- _Instructions to follow_
From the listing below, extract every line in which the word "value" appears.

::: Data entries :::

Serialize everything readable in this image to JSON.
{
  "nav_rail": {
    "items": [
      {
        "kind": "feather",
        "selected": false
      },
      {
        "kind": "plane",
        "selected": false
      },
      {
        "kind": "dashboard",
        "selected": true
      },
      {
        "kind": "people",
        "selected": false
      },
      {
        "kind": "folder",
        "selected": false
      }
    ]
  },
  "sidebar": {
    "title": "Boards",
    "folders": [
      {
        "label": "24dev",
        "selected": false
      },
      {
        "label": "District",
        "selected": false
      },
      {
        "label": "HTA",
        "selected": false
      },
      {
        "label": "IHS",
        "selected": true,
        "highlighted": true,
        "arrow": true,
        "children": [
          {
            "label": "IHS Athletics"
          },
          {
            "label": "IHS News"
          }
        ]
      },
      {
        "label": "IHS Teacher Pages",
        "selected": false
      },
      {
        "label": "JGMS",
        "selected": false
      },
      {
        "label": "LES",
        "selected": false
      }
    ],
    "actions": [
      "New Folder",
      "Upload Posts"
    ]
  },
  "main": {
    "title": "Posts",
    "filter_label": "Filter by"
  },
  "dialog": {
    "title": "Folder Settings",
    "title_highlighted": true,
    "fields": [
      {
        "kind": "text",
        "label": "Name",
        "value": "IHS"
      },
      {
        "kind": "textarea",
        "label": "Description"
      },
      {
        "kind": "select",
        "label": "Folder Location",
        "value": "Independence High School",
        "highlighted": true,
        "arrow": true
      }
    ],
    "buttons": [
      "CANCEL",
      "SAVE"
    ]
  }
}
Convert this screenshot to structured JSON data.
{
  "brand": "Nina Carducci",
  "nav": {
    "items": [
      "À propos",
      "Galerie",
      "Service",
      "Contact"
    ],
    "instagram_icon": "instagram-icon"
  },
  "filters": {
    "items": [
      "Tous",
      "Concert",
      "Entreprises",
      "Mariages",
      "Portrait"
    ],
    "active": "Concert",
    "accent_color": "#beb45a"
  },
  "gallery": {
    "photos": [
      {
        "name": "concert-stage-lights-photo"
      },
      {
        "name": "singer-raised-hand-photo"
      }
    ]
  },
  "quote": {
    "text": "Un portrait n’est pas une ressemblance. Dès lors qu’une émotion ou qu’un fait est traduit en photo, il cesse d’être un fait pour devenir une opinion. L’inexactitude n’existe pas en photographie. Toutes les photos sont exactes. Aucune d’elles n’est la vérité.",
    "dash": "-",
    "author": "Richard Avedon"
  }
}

:::

- _Answer for the task_
        "value": "IHS"
        "value": "Independence High School",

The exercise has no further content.